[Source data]
**********

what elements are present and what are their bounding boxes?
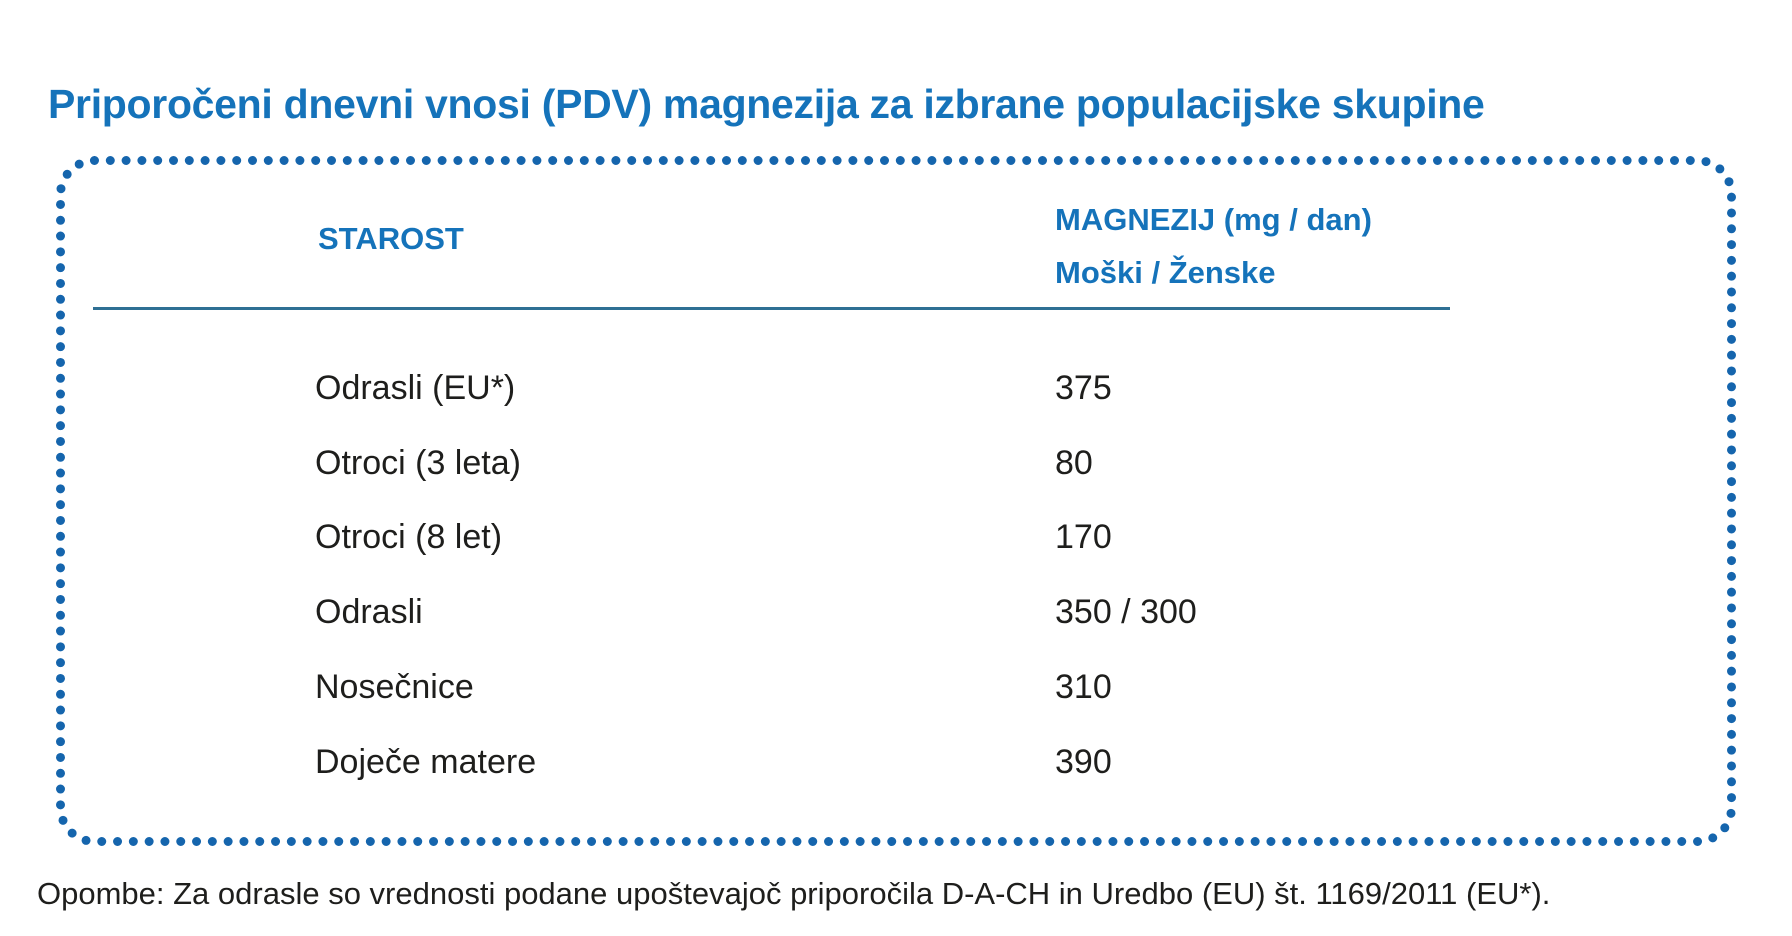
table-rows: Odrasli (EU*) 375 Otroci (3 leta) 80 Otr…: [315, 351, 1615, 800]
column-header-age: STAROST: [318, 221, 464, 256]
column-header-magnesium: MAGNEZIJ (mg / dan) Moški / Ženske: [1055, 193, 1372, 299]
row-label: Nosečnice: [315, 668, 474, 707]
row-label: Otroci (3 leta): [315, 443, 521, 482]
footnote: Opombe: Za odrasle so vrednosti podane u…: [37, 876, 1551, 911]
table-row: Otroci (8 let) 170: [315, 501, 1615, 576]
column-header-magnesium-line1: MAGNEZIJ (mg / dan): [1055, 202, 1372, 237]
column-header-magnesium-line2: Moški / Ženske: [1055, 255, 1276, 290]
table-row: Odrasli 350 / 300: [315, 575, 1615, 650]
row-value: 80: [1055, 443, 1093, 482]
row-value: 375: [1055, 368, 1112, 407]
table-row: Nosečnice 310: [315, 650, 1615, 725]
table-row: Odrasli (EU*) 375: [315, 351, 1615, 426]
row-value: 350 / 300: [1055, 593, 1197, 632]
row-label: Otroci (8 let): [315, 518, 503, 557]
row-value: 390: [1055, 742, 1112, 781]
row-label: Doječe matere: [315, 742, 537, 781]
table-row: Doječe matere 390: [315, 725, 1615, 800]
row-value: 310: [1055, 668, 1112, 707]
dotted-border: [56, 156, 1736, 846]
header-separator-line: [93, 307, 1450, 310]
row-label: Odrasli: [315, 593, 423, 632]
table-row: Otroci (3 leta) 80: [315, 426, 1615, 501]
row-value: 170: [1055, 518, 1112, 557]
row-label: Odrasli (EU*): [315, 368, 516, 407]
page-title: Priporočeni dnevni vnosi (PDV) magnezija…: [48, 81, 1485, 128]
magnesium-table: STAROST MAGNEZIJ (mg / dan) Moški / Žens…: [56, 156, 1736, 846]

**********

Return every line of the data above verbatim, but omit the picture.

● Exercise result:
what elements are present and what are their bounding boxes?
table-rows: Odrasli (EU*) 375 Otroci (3 leta) 80 Otr…: [315, 351, 1615, 800]
column-header-age: STAROST: [318, 221, 464, 256]
column-header-magnesium: MAGNEZIJ (mg / dan) Moški / Ženske: [1055, 193, 1372, 299]
row-label: Nosečnice: [315, 668, 474, 707]
row-label: Otroci (3 leta): [315, 443, 521, 482]
footnote: Opombe: Za odrasle so vrednosti podane u…: [37, 876, 1551, 911]
table-row: Otroci (8 let) 170: [315, 501, 1615, 576]
column-header-magnesium-line1: MAGNEZIJ (mg / dan): [1055, 202, 1372, 237]
column-header-magnesium-line2: Moški / Ženske: [1055, 255, 1276, 290]
table-row: Odrasli 350 / 300: [315, 575, 1615, 650]
row-value: 80: [1055, 443, 1093, 482]
row-value: 375: [1055, 368, 1112, 407]
table-row: Nosečnice 310: [315, 650, 1615, 725]
table-row: Odrasli (EU*) 375: [315, 351, 1615, 426]
row-value: 350 / 300: [1055, 593, 1197, 632]
row-label: Otroci (8 let): [315, 518, 503, 557]
row-value: 390: [1055, 742, 1112, 781]
row-label: Doječe matere: [315, 742, 537, 781]
table-row: Doječe matere 390: [315, 725, 1615, 800]
row-value: 310: [1055, 668, 1112, 707]
dotted-border: [56, 156, 1736, 846]
header-separator-line: [93, 307, 1450, 310]
row-label: Odrasli: [315, 593, 423, 632]
table-row: Otroci (3 leta) 80: [315, 426, 1615, 501]
row-value: 170: [1055, 518, 1112, 557]
row-label: Odrasli (EU*): [315, 368, 516, 407]
page-title: Priporočeni dnevni vnosi (PDV) magnezija…: [48, 81, 1485, 128]
magnesium-table: STAROST MAGNEZIJ (mg / dan) Moški / Žens…: [56, 156, 1736, 846]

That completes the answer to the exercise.